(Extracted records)
--
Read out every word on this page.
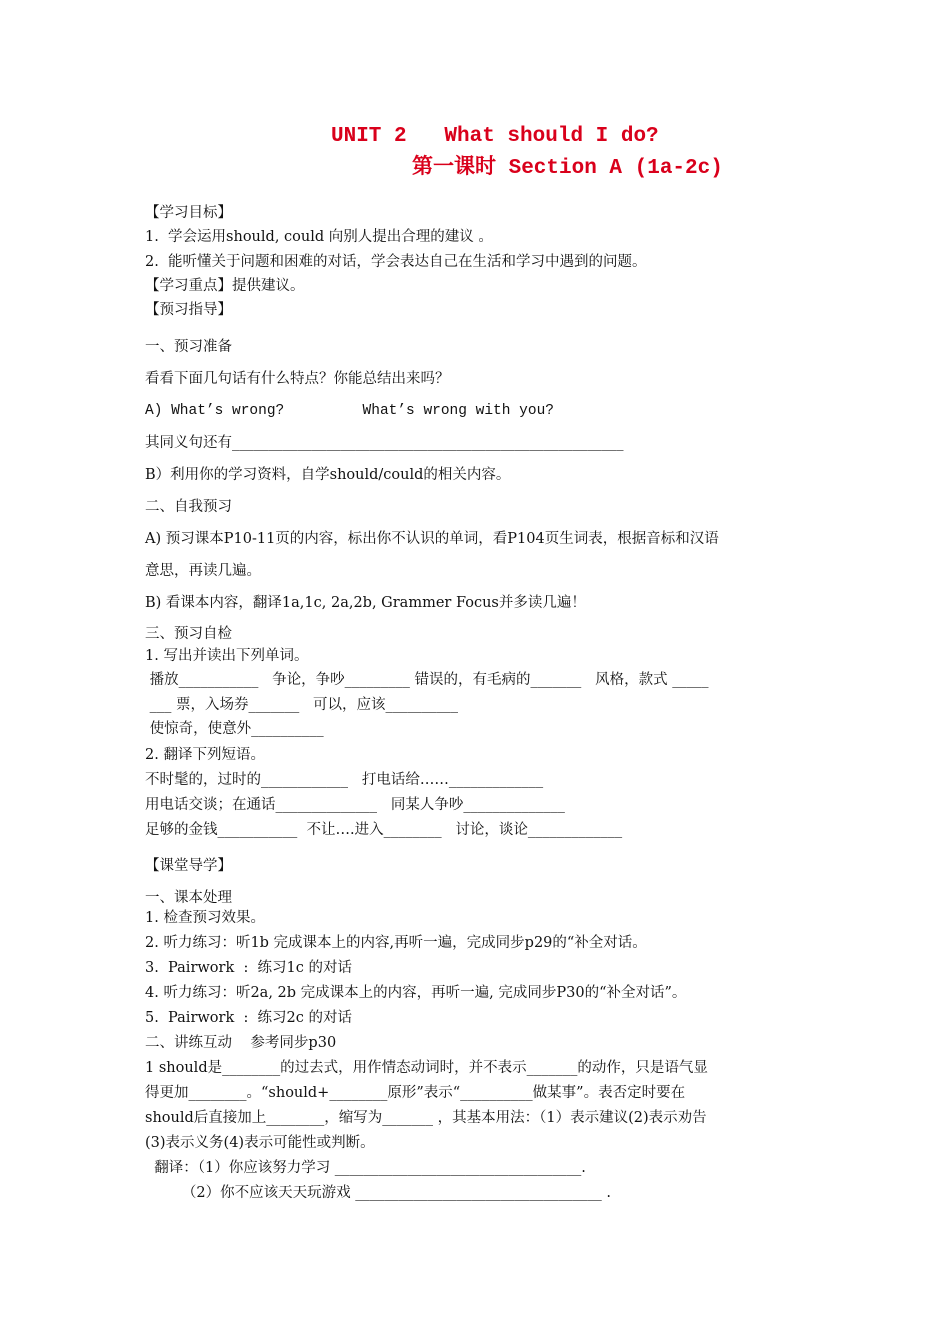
UNIT 2   What should I do?
第一课时 Section A (1a-2c)
【学习目标】
1.  学会运用should, could 向别人提出合理的建议 。
2.  能听懂关于问题和困难的对话，学会表达自己在生活和学习中遇到的问题。
【学习重点】提供建议。
【预习指导】
一、预习准备
看看下面几句话有什么特点？你能总结出来吗？
A) What’s wrong?         What’s wrong with you?
其同义句还有______________________________________________________
B）利用你的学习资料，自学should/could的相关内容。
二、自我预习
A) 预习课本P10-11页的内容，标出你不认识的单词，看P104页生词表，根据音标和汉语
意思，再读几遍。
B) 看课本内容，翻译1a,1c, 2a,2b, Grammer Focus并多读几遍！
三、预习自检
1. 写出并读出下列单词。
播放___________   争论，争吵_________ 错误的，有毛病的_______   风格，款式 _____
___ 票，入场券_______   可以，应该__________
使惊奇，使意外__________
2. 翻译下列短语。
不时髦的，过时的____________   打电话给……_____________
用电话交谈；在通话______________   同某人争吵______________
足够的金钱___________  不让….进入________   讨论，谈论_____________
【课堂导学】
一、课本处理
1. 检查预习效果。
2. 听力练习：听1b 完成课本上的内容,再听一遍，完成同步p29的“补全对话。
3.  Pairwork  :  练习1c 的对话
4. 听力练习：听2a, 2b 完成课本上的内容，再听一遍, 完成同步P30的“补全对话”。
5.  Pairwork  :  练习2c 的对话
二、讲练互动    参考同步p30
1 should是________的过去式，用作情态动词时，并不表示_______的动作，只是语气显
得更加________。“should+________原形”表示“__________做某事”。表否定时要在
should后直接加上________，缩写为_______ ，其基本用法：（1）表示建议(2)表示劝告
(3)表示义务(4)表示可能性或判断。
翻译：（1）你应该努力学习 __________________________________.
（2）你不应该天天玩游戏 __________________________________ .
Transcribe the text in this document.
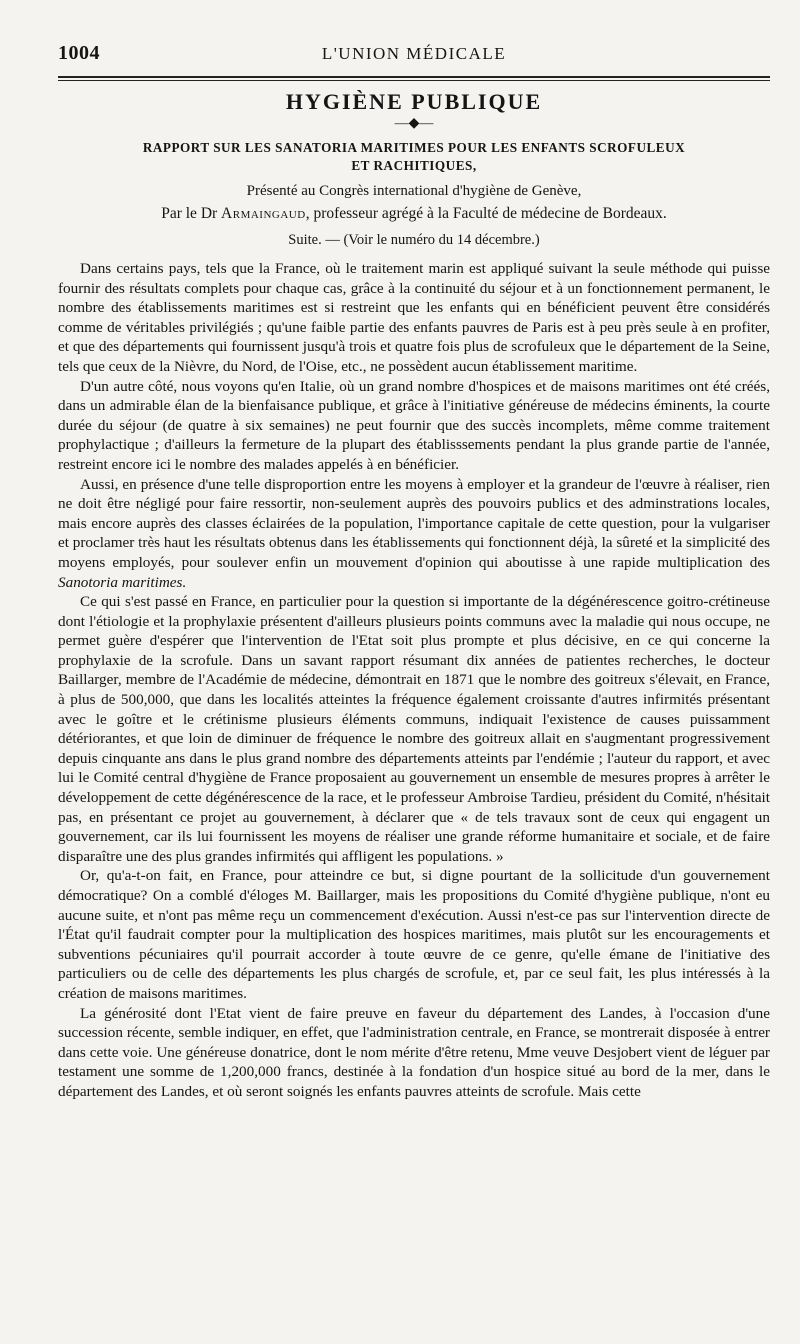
1004	L'UNION MÉDICALE
HYGIÈNE PUBLIQUE
―◆―
RAPPORT SUR LES SANATORIA MARITIMES POUR LES ENFANTS SCROFULEUX
ET RACHITIQUES,
Présenté au Congrès international d'hygiène de Genève,
Par le Dr Armaingaud, professeur agrégé à la Faculté de médecine de Bordeaux.
Suite. — (Voir le numéro du 14 décembre.)

Dans certains pays, tels que la France, où le traitement marin est appliqué suivant la seule méthode qui puisse fournir des résultats complets pour chaque cas, grâce à la continuité du séjour et à un fonctionnement permanent, le nombre des établissements maritimes est si restreint que les enfants qui en bénéficient peuvent être considérés comme de véritables privilégiés ; qu'une faible partie des enfants pauvres de Paris est à peu près seule à en profiter, et que des départements qui fournissent jusqu'à trois et quatre fois plus de scrofuleux que le département de la Seine, tels que ceux de la Nièvre, du Nord, de l'Oise, etc., ne possèdent aucun établissement maritime.

D'un autre côté, nous voyons qu'en Italie, où un grand nombre d'hospices et de maisons maritimes ont été créés, dans un admirable élan de la bienfaisance publique, et grâce à l'initiative généreuse de médecins éminents, la courte durée du séjour (de quatre à six semaines) ne peut fournir que des succès incomplets, même comme traitement prophylactique ; d'ailleurs la fermeture de la plupart des établisssements pendant la plus grande partie de l'année, restreint encore ici le nombre des malades appelés à en bénéficier.

Aussi, en présence d'une telle disproportion entre les moyens à employer et la grandeur de l'œuvre à réaliser, rien ne doit être négligé pour faire ressortir, non-seulement auprès des pouvoirs publics et des adminstrations locales, mais encore auprès des classes éclairées de la population, l'importance capitale de cette question, pour la vulgariser et proclamer très haut les résultats obtenus dans les établissements qui fonctionnent déjà, la sûreté et la simplicité des moyens employés, pour soulever enfin un mouvement d'opinion qui aboutisse à une rapide multiplication des Sanotoria maritimes.

Ce qui s'est passé en France, en particulier pour la question si importante de la dégénérescence goitro-crétineuse dont l'étiologie et la prophylaxie présentent d'ailleurs plusieurs points communs avec la maladie qui nous occupe, ne permet guère d'espérer que l'intervention de l'Etat soit plus prompte et plus décisive, en ce qui concerne la prophylaxie de la scrofule. Dans un savant rapport résumant dix années de patientes recherches, le docteur Baillarger, membre de l'Académie de médecine, démontrait en 1871 que le nombre des goitreux s'élevait, en France, à plus de 500,000, que dans les localités atteintes la fréquence également croissante d'autres infirmités présentant avec le goître et le crétinisme plusieurs éléments communs, indiquait l'existence de causes puissamment détériorantes, et que loin de diminuer de fréquence le nombre des goitreux allait en s'augmentant progressivement depuis cinquante ans dans le plus grand nombre des départements atteints par l'endémie ; l'auteur du rapport, et avec lui le Comité central d'hygiène de France proposaient au gouvernement un ensemble de mesures propres à arrêter le développement de cette dégénérescence de la race, et le professeur Ambroise Tardieu, président du Comité, n'hésitait pas, en présentant ce projet au gouvernement, à déclarer que « de tels travaux sont de ceux qui engagent un gouvernement, car ils lui fournissent les moyens de réaliser une grande réforme humanitaire et sociale, et de faire disparaître une des plus grandes infirmités qui affligent les populations. »

Or, qu'a-t-on fait, en France, pour atteindre ce but, si digne pourtant de la sollicitude d'un gouvernement démocratique? On a comblé d'éloges M. Baillarger, mais les propositions du Comité d'hygiène publique, n'ont eu aucune suite, et n'ont pas même reçu un commencement d'exécution. Aussi n'est-ce pas sur l'intervention directe de l'État qu'il faudrait compter pour la multiplication des hospices maritimes, mais plutôt sur les encouragements et subventions pécuniaires qu'il pourrait accorder à toute œuvre de ce genre, qu'elle émane de l'initiative des particuliers ou de celle des départements les plus chargés de scrofule, et, par ce seul fait, les plus intéressés à la création de maisons maritimes.

La générosité dont l'Etat vient de faire preuve en faveur du département des Landes, à l'occasion d'une succession récente, semble indiquer, en effet, que l'administration centrale, en France, se montrerait disposée à entrer dans cette voie. Une généreuse donatrice, dont le nom mérite d'être retenu, Mme veuve Desjobert vient de léguer par testament une somme de 1,200,000 francs, destinée à la fondation d'un hospice situé au bord de la mer, dans le département des Landes, et où seront soignés les enfants pauvres atteints de scrofule. Mais cette
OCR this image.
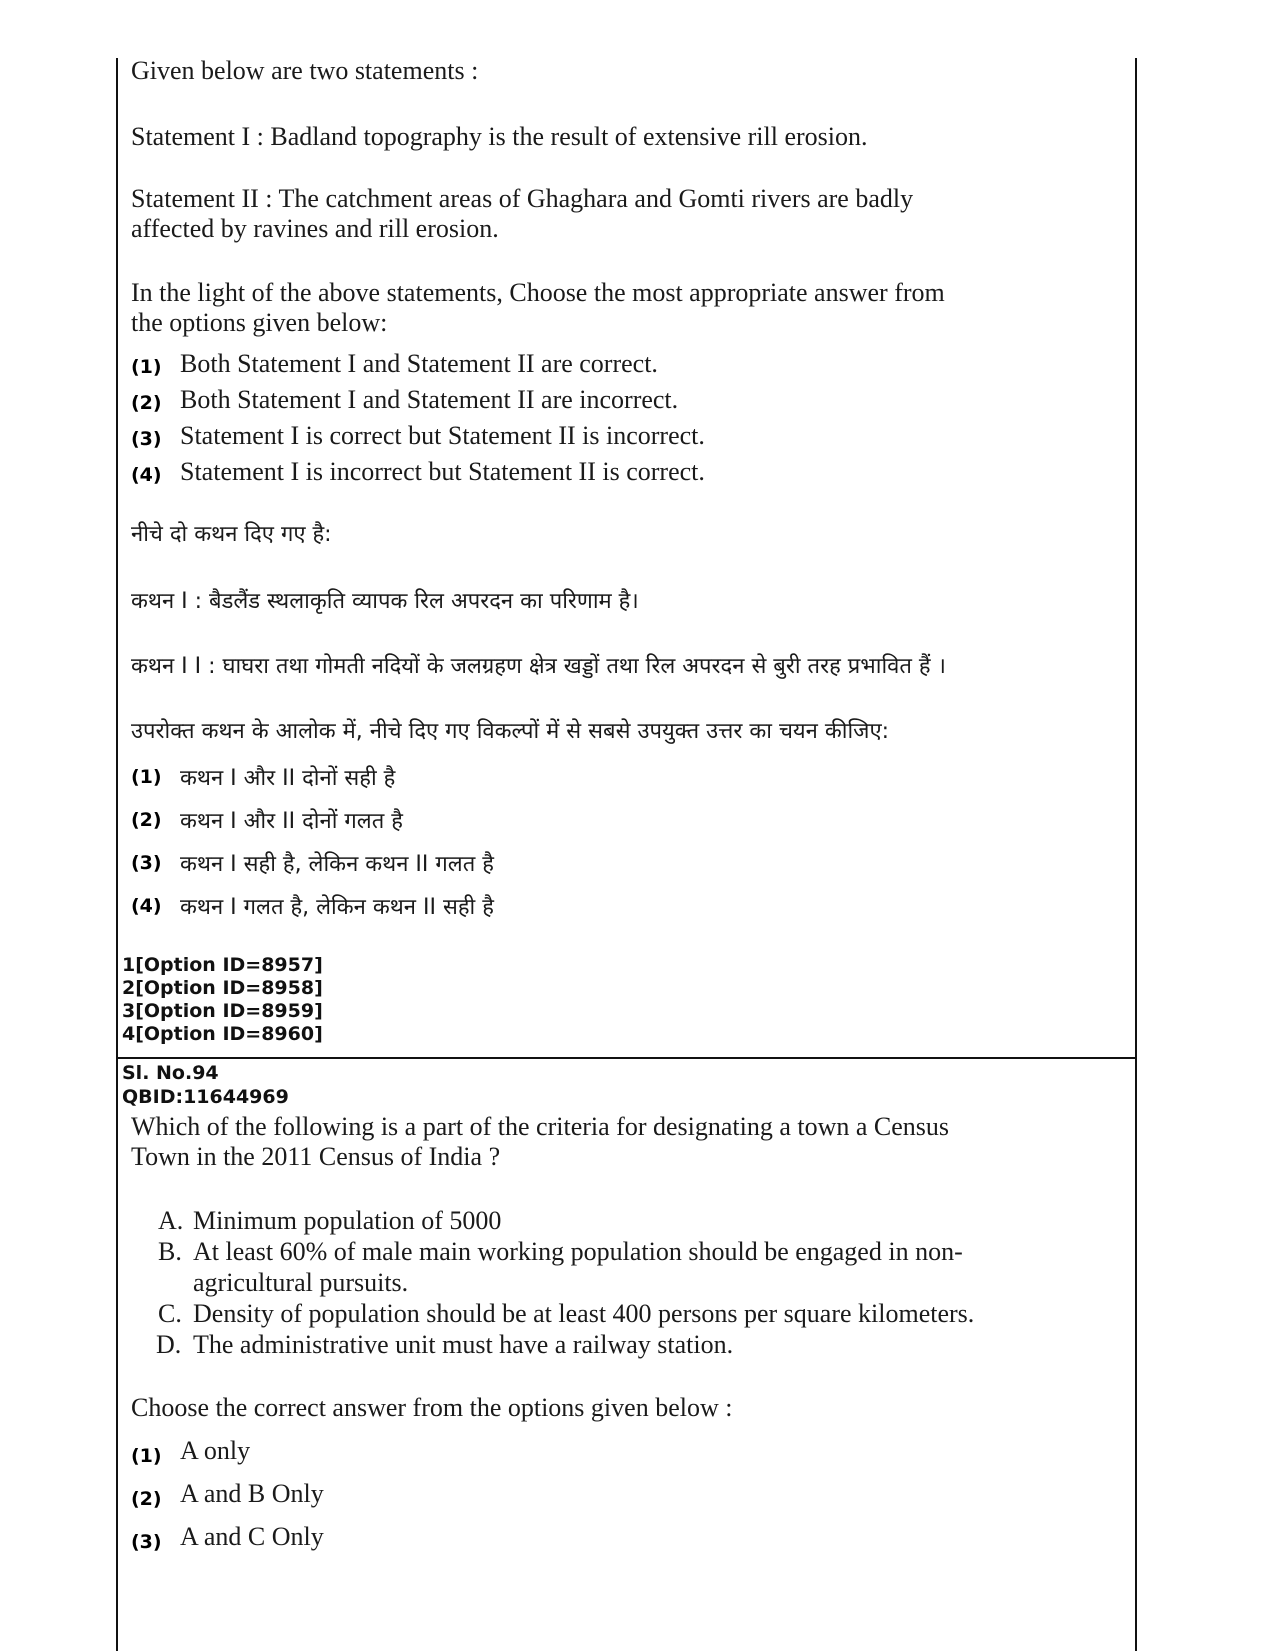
Given below are two statements :
Statement I : Badland topography is the result of extensive rill erosion.
Statement II : The catchment areas of Ghaghara and Gomti rivers are badly
affected by ravines and rill erosion.
In the light of the above statements, Choose the most appropriate answer from
the options given below:
(1) Both Statement I and Statement II are correct.
(2) Both Statement I and Statement II are incorrect.
(3) Statement I is correct but Statement II is incorrect.
(4) Statement I is incorrect but Statement II is correct.
नीचे दो कथन दिए गए है:
कथन I : बैडलैंड स्थलाकृति व्यापक रिल अपरदन का परिणाम है।
कथन I I : घाघरा तथा गोमती नदियों के जलग्रहण क्षेत्र खड्डों तथा रिल अपरदन से बुरी तरह प्रभावित हैं ।
उपरोक्त कथन के आलोक में, नीचे दिए गए विकल्पों में से सबसे उपयुक्त उत्तर का चयन कीजिए:
(1) कथन I और II दोनों सही है
(2) कथन I और II दोनों गलत है
(3) कथन I सही है, लेकिन कथन II गलत है
(4) कथन I गलत है, लेकिन कथन II सही है
1[Option ID=8957]
2[Option ID=8958]
3[Option ID=8959]
4[Option ID=8960]
Sl. No.94
QBID:11644969
Which of the following is a part of the criteria for designating a town a Census
Town in the 2011 Census of India ?
A. Minimum population of 5000
B. At least 60% of male main working population should be engaged in non-
agricultural pursuits.
C. Density of population should be at least 400 persons per square kilometers.
D. The administrative unit must have a railway station.
Choose the correct answer from the options given below :
(1) A only
(2) A and B Only
(3) A and C Only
--
- [Stated exercise]: Set down all the data again exactly as above, pictures excluded.

- [The answer]:
Read out every word on this page.
UNIT 2   What should I do?
第一课时 Section A (1a-2c)
【学习目标】
1.  学会运用should, could 向别人提出合理的建议 。
2.  能听懂关于问题和困难的对话，学会表达自己在生活和学习中遇到的问题。
【学习重点】提供建议。
【预习指导】
一、预习准备
看看下面几句话有什么特点？你能总结出来吗？
A) What’s wrong?         What’s wrong with you?
其同义句还有______________________________________________________
B）利用你的学习资料，自学should/could的相关内容。
二、自我预习
A) 预习课本P10-11页的内容，标出你不认识的单词，看P104页生词表，根据音标和汉语
意思，再读几遍。
B) 看课本内容，翻译1a,1c, 2a,2b, Grammer Focus并多读几遍！
三、预习自检
1. 写出并读出下列单词。
播放___________   争论，争吵_________ 错误的，有毛病的_______   风格，款式 _____
___ 票，入场券_______   可以，应该__________
使惊奇，使意外__________
2. 翻译下列短语。
不时髦的，过时的____________   打电话给……_____________
用电话交谈；在通话______________   同某人争吵______________
足够的金钱___________  不让….进入________   讨论，谈论_____________
【课堂导学】
一、课本处理
1. 检查预习效果。
2. 听力练习：听1b 完成课本上的内容,再听一遍，完成同步p29的“补全对话。
3.  Pairwork  :  练习1c 的对话
4. 听力练习：听2a, 2b 完成课本上的内容，再听一遍, 完成同步P30的“补全对话”。
5.  Pairwork  :  练习2c 的对话
二、讲练互动    参考同步p30
1 should是________的过去式，用作情态动词时，并不表示_______的动作，只是语气显
得更加________。“should+________原形”表示“__________做某事”。表否定时要在
should后直接加上________，缩写为_______ ，其基本用法：（1）表示建议(2)表示劝告
(3)表示义务(4)表示可能性或判断。
翻译：（1）你应该努力学习 __________________________________.
（2）你不应该天天玩游戏 __________________________________ .
Transcribe the text in this document.
1004	L'UNION MÉDICALE
HYGIÈNE PUBLIQUE
―◆―
RAPPORT SUR LES SANATORIA MARITIMES POUR LES ENFANTS SCROFULEUX
ET RACHITIQUES,
Présenté au Congrès international d'hygiène de Genève,
Par le Dr Armaingaud, professeur agrégé à la Faculté de médecine de Bordeaux.
Suite. — (Voir le numéro du 14 décembre.)

Dans certains pays, tels que la France, où le traitement marin est appliqué suivant la seule méthode qui puisse fournir des résultats complets pour chaque cas, grâce à la continuité du séjour et à un fonctionnement permanent, le nombre des établissements maritimes est si restreint que les enfants qui en bénéficient peuvent être considérés comme de véritables privilégiés ; qu'une faible partie des enfants pauvres de Paris est à peu près seule à en profiter, et que des départements qui fournissent jusqu'à trois et quatre fois plus de scrofuleux que le département de la Seine, tels que ceux de la Nièvre, du Nord, de l'Oise, etc., ne possèdent aucun établissement maritime.

D'un autre côté, nous voyons qu'en Italie, où un grand nombre d'hospices et de maisons maritimes ont été créés, dans un admirable élan de la bienfaisance publique, et grâce à l'initiative généreuse de médecins éminents, la courte durée du séjour (de quatre à six semaines) ne peut fournir que des succès incomplets, même comme traitement prophylactique ; d'ailleurs la fermeture de la plupart des établisssements pendant la plus grande partie de l'année, restreint encore ici le nombre des malades appelés à en bénéficier.

Aussi, en présence d'une telle disproportion entre les moyens à employer et la grandeur de l'œuvre à réaliser, rien ne doit être négligé pour faire ressortir, non-seulement auprès des pouvoirs publics et des adminstrations locales, mais encore auprès des classes éclairées de la population, l'importance capitale de cette question, pour la vulgariser et proclamer très haut les résultats obtenus dans les établissements qui fonctionnent déjà, la sûreté et la simplicité des moyens employés, pour soulever enfin un mouvement d'opinion qui aboutisse à une rapide multiplication des Sanotoria maritimes.

Ce qui s'est passé en France, en particulier pour la question si importante de la dégénérescence goitro-crétineuse dont l'étiologie et la prophylaxie présentent d'ailleurs plusieurs points communs avec la maladie qui nous occupe, ne permet guère d'espérer que l'intervention de l'Etat soit plus prompte et plus décisive, en ce qui concerne la prophylaxie de la scrofule. Dans un savant rapport résumant dix années de patientes recherches, le docteur Baillarger, membre de l'Académie de médecine, démontrait en 1871 que le nombre des goitreux s'élevait, en France, à plus de 500,000, que dans les localités atteintes la fréquence également croissante d'autres infirmités présentant avec le goître et le crétinisme plusieurs éléments communs, indiquait l'existence de causes puissamment détériorantes, et que loin de diminuer de fréquence le nombre des goitreux allait en s'augmentant progressivement depuis cinquante ans dans le plus grand nombre des départements atteints par l'endémie ; l'auteur du rapport, et avec lui le Comité central d'hygiène de France proposaient au gouvernement un ensemble de mesures propres à arrêter le développement de cette dégénérescence de la race, et le professeur Ambroise Tardieu, président du Comité, n'hésitait pas, en présentant ce projet au gouvernement, à déclarer que « de tels travaux sont de ceux qui engagent un gouvernement, car ils lui fournissent les moyens de réaliser une grande réforme humanitaire et sociale, et de faire disparaître une des plus grandes infirmités qui affligent les populations. »

Or, qu'a-t-on fait, en France, pour atteindre ce but, si digne pourtant de la sollicitude d'un gouvernement démocratique? On a comblé d'éloges M. Baillarger, mais les propositions du Comité d'hygiène publique, n'ont eu aucune suite, et n'ont pas même reçu un commencement d'exécution. Aussi n'est-ce pas sur l'intervention directe de l'État qu'il faudrait compter pour la multiplication des hospices maritimes, mais plutôt sur les encouragements et subventions pécuniaires qu'il pourrait accorder à toute œuvre de ce genre, qu'elle émane de l'initiative des particuliers ou de celle des départements les plus chargés de scrofule, et, par ce seul fait, les plus intéressés à la création de maisons maritimes.

La générosité dont l'Etat vient de faire preuve en faveur du département des Landes, à l'occasion d'une succession récente, semble indiquer, en effet, que l'administration centrale, en France, se montrerait disposée à entrer dans cette voie. Une généreuse donatrice, dont le nom mérite d'être retenu, Mme veuve Desjobert vient de léguer par testament une somme de 1,200,000 francs, destinée à la fondation d'un hospice situé au bord de la mer, dans le département des Landes, et où seront soignés les enfants pauvres atteints de scrofule. Mais cette
OCR this image.
Given below are two statements :
Statement I : Badland topography is the result of extensive rill erosion.
Statement II : The catchment areas of Ghaghara and Gomti rivers are badly
affected by ravines and rill erosion.
In the light of the above statements, Choose the most appropriate answer from
the options given below:
(1) Both Statement I and Statement II are correct.
(2) Both Statement I and Statement II are incorrect.
(3) Statement I is correct but Statement II is incorrect.
(4) Statement I is incorrect but Statement II is correct.
नीचे दो कथन दिए गए है:
कथन I : बैडलैंड स्थलाकृति व्यापक रिल अपरदन का परिणाम है।
कथन I I : घाघरा तथा गोमती नदियों के जलग्रहण क्षेत्र खड्डों तथा रिल अपरदन से बुरी तरह प्रभावित हैं ।
उपरोक्त कथन के आलोक में, नीचे दिए गए विकल्पों में से सबसे उपयुक्त उत्तर का चयन कीजिए:
(1) कथन I और II दोनों सही है
(2) कथन I और II दोनों गलत है
(3) कथन I सही है, लेकिन कथन II गलत है
(4) कथन I गलत है, लेकिन कथन II सही है
1[Option ID=8957]
2[Option ID=8958]
3[Option ID=8959]
4[Option ID=8960]
Sl. No.94
QBID:11644969
Which of the following is a part of the criteria for designating a town a Census
Town in the 2011 Census of India ?
A. Minimum population of 5000
B. At least 60% of male main working population should be engaged in non-
agricultural pursuits.
C. Density of population should be at least 400 persons per square kilometers.
D. The administrative unit must have a railway station.
Choose the correct answer from the options given below :
(1) A only
(2) A and B Only
(3) A and C Only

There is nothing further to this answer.